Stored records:
-----
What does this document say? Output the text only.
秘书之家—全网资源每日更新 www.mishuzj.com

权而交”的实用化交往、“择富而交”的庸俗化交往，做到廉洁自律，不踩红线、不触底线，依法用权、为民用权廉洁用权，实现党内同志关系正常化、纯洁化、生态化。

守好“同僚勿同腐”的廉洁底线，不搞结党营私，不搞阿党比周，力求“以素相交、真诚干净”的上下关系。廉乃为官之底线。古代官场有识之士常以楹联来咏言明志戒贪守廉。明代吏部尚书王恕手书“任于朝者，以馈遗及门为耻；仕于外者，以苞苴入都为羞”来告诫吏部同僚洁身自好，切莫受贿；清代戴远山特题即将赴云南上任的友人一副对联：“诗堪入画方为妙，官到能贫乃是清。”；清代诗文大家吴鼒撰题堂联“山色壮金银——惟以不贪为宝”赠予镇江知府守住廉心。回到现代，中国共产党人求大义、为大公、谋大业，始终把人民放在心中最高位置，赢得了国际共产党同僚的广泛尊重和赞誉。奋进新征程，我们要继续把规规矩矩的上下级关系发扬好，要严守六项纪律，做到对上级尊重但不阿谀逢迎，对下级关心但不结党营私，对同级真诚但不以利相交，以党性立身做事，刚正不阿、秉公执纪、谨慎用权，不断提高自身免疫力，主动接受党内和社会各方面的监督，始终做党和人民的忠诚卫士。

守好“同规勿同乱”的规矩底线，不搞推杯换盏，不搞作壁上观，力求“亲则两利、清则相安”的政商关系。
-----
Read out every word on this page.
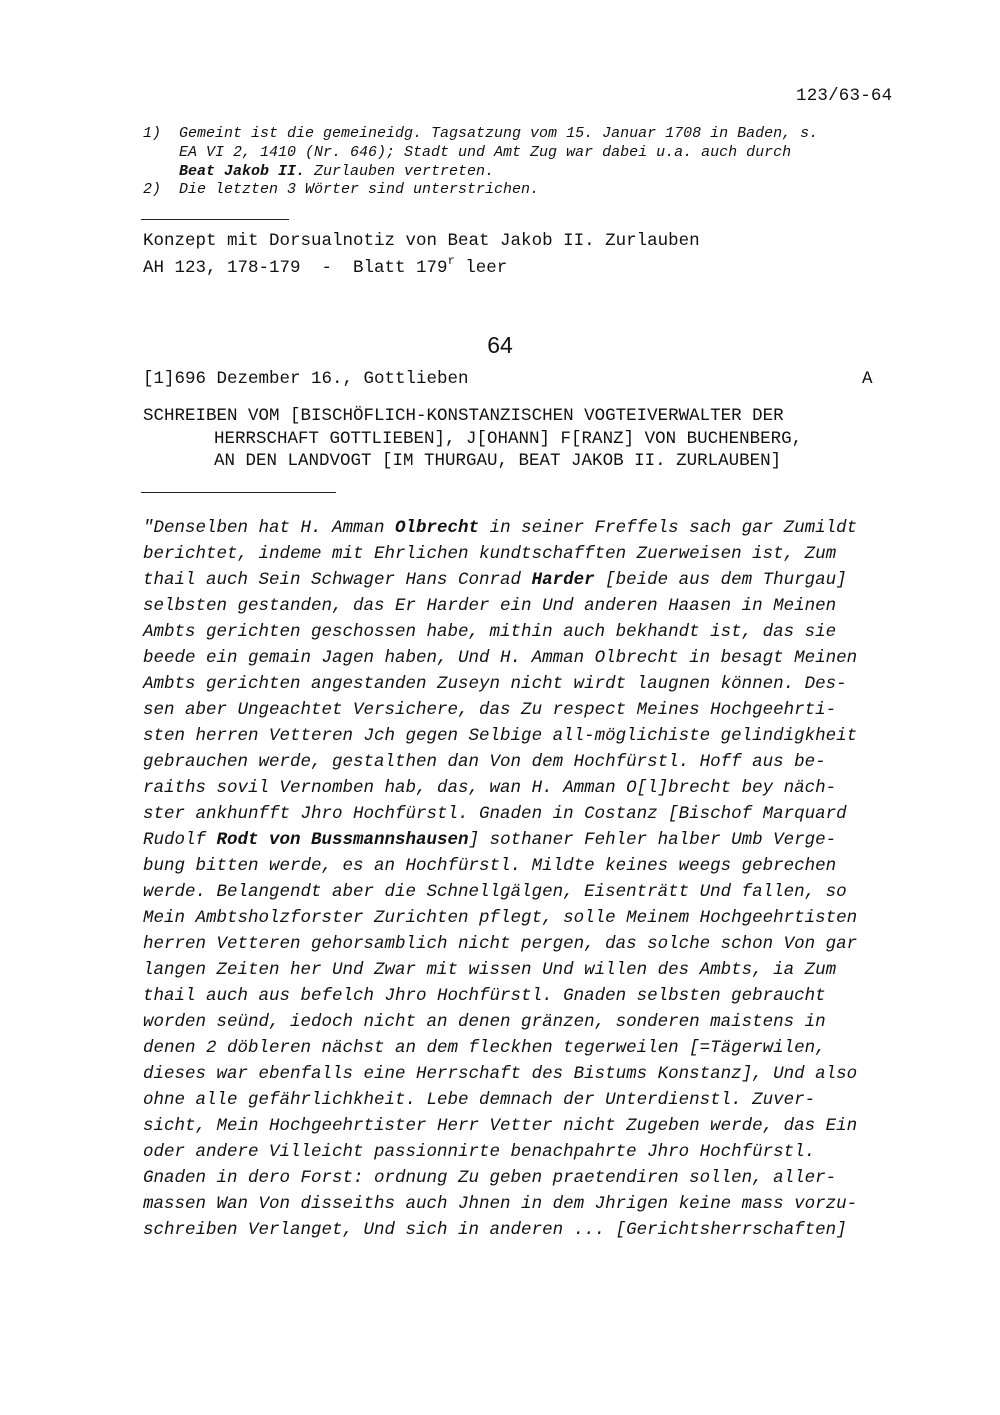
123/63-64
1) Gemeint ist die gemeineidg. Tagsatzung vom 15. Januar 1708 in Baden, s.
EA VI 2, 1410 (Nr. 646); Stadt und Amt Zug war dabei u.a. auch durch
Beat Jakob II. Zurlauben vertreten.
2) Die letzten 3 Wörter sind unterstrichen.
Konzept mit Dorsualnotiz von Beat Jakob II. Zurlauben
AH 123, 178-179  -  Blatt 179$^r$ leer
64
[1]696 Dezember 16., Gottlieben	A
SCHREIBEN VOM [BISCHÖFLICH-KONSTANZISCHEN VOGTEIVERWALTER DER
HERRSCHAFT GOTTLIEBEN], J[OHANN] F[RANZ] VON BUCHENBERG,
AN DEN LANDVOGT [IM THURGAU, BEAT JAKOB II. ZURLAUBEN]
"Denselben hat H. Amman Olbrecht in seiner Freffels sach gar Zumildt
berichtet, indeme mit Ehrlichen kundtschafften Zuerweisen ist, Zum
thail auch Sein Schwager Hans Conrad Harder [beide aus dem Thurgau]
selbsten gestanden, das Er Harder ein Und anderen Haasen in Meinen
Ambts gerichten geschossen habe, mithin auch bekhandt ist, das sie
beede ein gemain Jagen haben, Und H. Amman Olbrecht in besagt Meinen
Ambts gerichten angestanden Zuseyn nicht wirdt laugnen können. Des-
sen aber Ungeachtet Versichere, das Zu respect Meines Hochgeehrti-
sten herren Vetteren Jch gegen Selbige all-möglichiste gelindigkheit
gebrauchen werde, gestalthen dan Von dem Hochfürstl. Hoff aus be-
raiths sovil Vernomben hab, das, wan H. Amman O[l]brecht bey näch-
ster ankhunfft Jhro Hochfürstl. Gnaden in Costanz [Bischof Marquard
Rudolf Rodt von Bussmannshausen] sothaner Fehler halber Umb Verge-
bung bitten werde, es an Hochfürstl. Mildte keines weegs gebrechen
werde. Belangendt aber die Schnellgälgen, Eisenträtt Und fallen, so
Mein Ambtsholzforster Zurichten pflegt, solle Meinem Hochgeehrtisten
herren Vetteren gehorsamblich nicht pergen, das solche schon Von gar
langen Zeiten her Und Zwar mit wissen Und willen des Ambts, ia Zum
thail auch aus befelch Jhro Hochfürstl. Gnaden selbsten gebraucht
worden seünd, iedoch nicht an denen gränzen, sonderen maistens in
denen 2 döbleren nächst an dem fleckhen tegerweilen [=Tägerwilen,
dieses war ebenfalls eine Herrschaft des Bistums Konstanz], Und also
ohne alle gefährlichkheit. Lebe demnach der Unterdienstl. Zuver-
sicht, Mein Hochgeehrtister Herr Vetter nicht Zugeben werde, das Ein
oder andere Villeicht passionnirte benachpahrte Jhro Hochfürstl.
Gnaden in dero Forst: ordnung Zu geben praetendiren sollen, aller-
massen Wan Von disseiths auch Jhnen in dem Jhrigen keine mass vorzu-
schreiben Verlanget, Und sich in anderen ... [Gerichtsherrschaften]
-----
= Task =
Locate the word "this" in the data above. Copy every line carrying it.

= Task result =
What does this document say? Output the text only.
Read out every word on this page.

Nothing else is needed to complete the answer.